Entries taken from a collection:
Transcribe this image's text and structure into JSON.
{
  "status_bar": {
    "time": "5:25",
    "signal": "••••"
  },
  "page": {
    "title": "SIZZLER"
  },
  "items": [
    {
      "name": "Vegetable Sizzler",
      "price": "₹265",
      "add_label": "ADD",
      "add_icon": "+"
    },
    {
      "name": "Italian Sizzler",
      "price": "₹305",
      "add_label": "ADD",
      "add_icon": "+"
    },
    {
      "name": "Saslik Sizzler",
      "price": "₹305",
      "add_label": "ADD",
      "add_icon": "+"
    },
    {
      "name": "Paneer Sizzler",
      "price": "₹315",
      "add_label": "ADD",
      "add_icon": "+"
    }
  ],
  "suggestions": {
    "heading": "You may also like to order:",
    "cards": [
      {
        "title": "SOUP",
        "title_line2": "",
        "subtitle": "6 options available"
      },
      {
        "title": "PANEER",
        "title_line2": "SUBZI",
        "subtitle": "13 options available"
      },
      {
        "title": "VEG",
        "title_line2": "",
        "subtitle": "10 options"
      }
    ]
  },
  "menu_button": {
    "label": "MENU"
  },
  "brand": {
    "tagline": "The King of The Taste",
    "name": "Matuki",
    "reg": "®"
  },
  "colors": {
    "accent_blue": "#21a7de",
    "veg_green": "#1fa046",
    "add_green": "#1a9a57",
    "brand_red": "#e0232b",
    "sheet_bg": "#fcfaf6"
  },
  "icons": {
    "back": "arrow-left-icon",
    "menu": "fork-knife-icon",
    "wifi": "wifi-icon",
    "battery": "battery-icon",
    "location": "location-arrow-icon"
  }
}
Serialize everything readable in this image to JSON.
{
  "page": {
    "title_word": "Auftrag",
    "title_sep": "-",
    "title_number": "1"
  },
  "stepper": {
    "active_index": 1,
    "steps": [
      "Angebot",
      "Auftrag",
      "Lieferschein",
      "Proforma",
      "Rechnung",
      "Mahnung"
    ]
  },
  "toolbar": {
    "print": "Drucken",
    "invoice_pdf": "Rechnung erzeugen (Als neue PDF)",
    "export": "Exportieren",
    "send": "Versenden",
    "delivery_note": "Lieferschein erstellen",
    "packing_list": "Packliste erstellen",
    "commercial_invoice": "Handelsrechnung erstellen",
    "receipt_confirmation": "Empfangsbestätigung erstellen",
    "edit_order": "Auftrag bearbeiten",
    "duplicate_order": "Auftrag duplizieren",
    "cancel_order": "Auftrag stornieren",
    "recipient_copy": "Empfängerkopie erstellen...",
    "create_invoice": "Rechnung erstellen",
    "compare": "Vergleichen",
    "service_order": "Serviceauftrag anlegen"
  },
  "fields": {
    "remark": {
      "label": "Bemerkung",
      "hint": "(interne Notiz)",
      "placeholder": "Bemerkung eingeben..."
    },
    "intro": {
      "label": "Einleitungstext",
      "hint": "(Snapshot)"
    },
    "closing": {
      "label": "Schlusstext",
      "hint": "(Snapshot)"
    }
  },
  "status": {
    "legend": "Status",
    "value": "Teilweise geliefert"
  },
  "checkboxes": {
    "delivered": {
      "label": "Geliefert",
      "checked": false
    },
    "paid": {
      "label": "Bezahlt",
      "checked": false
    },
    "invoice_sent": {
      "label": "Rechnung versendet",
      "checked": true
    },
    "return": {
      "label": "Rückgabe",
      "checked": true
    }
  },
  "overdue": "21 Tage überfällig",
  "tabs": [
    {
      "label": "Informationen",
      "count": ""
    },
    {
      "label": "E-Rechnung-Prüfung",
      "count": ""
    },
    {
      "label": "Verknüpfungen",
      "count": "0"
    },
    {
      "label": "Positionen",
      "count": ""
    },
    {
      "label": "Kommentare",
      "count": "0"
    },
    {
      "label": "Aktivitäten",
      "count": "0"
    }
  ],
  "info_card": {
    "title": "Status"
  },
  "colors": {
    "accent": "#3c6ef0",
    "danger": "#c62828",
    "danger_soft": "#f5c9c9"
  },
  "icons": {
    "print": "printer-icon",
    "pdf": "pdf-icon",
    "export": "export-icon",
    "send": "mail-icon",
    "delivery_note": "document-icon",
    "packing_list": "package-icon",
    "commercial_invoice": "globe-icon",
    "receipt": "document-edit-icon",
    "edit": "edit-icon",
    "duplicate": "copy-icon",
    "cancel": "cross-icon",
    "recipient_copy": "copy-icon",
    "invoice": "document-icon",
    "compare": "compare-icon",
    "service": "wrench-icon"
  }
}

OBJECTIVE: Each record must be repeated exactly as it is.

TASK OUTPUT:
Transcribe this image's text and structure into JSON.
{
  "status_bar": {
    "time": "5:25",
    "signal": "••••"
  },
  "page": {
    "title": "SIZZLER"
  },
  "items": [
    {
      "name": "Vegetable Sizzler",
      "price": "₹265",
      "add_label": "ADD",
      "add_icon": "+"
    },
    {
      "name": "Italian Sizzler",
      "price": "₹305",
      "add_label": "ADD",
      "add_icon": "+"
    },
    {
      "name": "Saslik Sizzler",
      "price": "₹305",
      "add_label": "ADD",
      "add_icon": "+"
    },
    {
      "name": "Paneer Sizzler",
      "price": "₹315",
      "add_label": "ADD",
      "add_icon": "+"
    }
  ],
  "suggestions": {
    "heading": "You may also like to order:",
    "cards": [
      {
        "title": "SOUP",
        "title_line2": "",
        "subtitle": "6 options available"
      },
      {
        "title": "PANEER",
        "title_line2": "SUBZI",
        "subtitle": "13 options available"
      },
      {
        "title": "VEG",
        "title_line2": "",
        "subtitle": "10 options"
      }
    ]
  },
  "menu_button": {
    "label": "MENU"
  },
  "brand": {
    "tagline": "The King of The Taste",
    "name": "Matuki",
    "reg": "®"
  },
  "colors": {
    "accent_blue": "#21a7de",
    "veg_green": "#1fa046",
    "add_green": "#1a9a57",
    "brand_red": "#e0232b",
    "sheet_bg": "#fcfaf6"
  },
  "icons": {
    "back": "arrow-left-icon",
    "menu": "fork-knife-icon",
    "wifi": "wifi-icon",
    "battery": "battery-icon",
    "location": "location-arrow-icon"
  }
}
Serialize everything readable in this image to JSON.
{
  "page": {
    "title_word": "Auftrag",
    "title_sep": "-",
    "title_number": "1"
  },
  "stepper": {
    "active_index": 1,
    "steps": [
      "Angebot",
      "Auftrag",
      "Lieferschein",
      "Proforma",
      "Rechnung",
      "Mahnung"
    ]
  },
  "toolbar": {
    "print": "Drucken",
    "invoice_pdf": "Rechnung erzeugen (Als neue PDF)",
    "export": "Exportieren",
    "send": "Versenden",
    "delivery_note": "Lieferschein erstellen",
    "packing_list": "Packliste erstellen",
    "commercial_invoice": "Handelsrechnung erstellen",
    "receipt_confirmation": "Empfangsbestätigung erstellen",
    "edit_order": "Auftrag bearbeiten",
    "duplicate_order": "Auftrag duplizieren",
    "cancel_order": "Auftrag stornieren",
    "recipient_copy": "Empfängerkopie erstellen...",
    "create_invoice": "Rechnung erstellen",
    "compare": "Vergleichen",
    "service_order": "Serviceauftrag anlegen"
  },
  "fields": {
    "remark": {
      "label": "Bemerkung",
      "hint": "(interne Notiz)",
      "placeholder": "Bemerkung eingeben..."
    },
    "intro": {
      "label": "Einleitungstext",
      "hint": "(Snapshot)"
    },
    "closing": {
      "label": "Schlusstext",
      "hint": "(Snapshot)"
    }
  },
  "status": {
    "legend": "Status",
    "value": "Teilweise geliefert"
  },
  "checkboxes": {
    "delivered": {
      "label": "Geliefert",
      "checked": false
    },
    "paid": {
      "label": "Bezahlt",
      "checked": false
    },
    "invoice_sent": {
      "label": "Rechnung versendet",
      "checked": true
    },
    "return": {
      "label": "Rückgabe",
      "checked": true
    }
  },
  "overdue": "21 Tage überfällig",
  "tabs": [
    {
      "label": "Informationen",
      "count": ""
    },
    {
      "label": "E-Rechnung-Prüfung",
      "count": ""
    },
    {
      "label": "Verknüpfungen",
      "count": "0"
    },
    {
      "label": "Positionen",
      "count": ""
    },
    {
      "label": "Kommentare",
      "count": "0"
    },
    {
      "label": "Aktivitäten",
      "count": "0"
    }
  ],
  "info_card": {
    "title": "Status"
  },
  "colors": {
    "accent": "#3c6ef0",
    "danger": "#c62828",
    "danger_soft": "#f5c9c9"
  },
  "icons": {
    "print": "printer-icon",
    "pdf": "pdf-icon",
    "export": "export-icon",
    "send": "mail-icon",
    "delivery_note": "document-icon",
    "packing_list": "package-icon",
    "commercial_invoice": "globe-icon",
    "receipt": "document-edit-icon",
    "edit": "edit-icon",
    "duplicate": "copy-icon",
    "cancel": "cross-icon",
    "recipient_copy": "copy-icon",
    "invoice": "document-icon",
    "compare": "compare-icon",
    "service": "wrench-icon"
  }
}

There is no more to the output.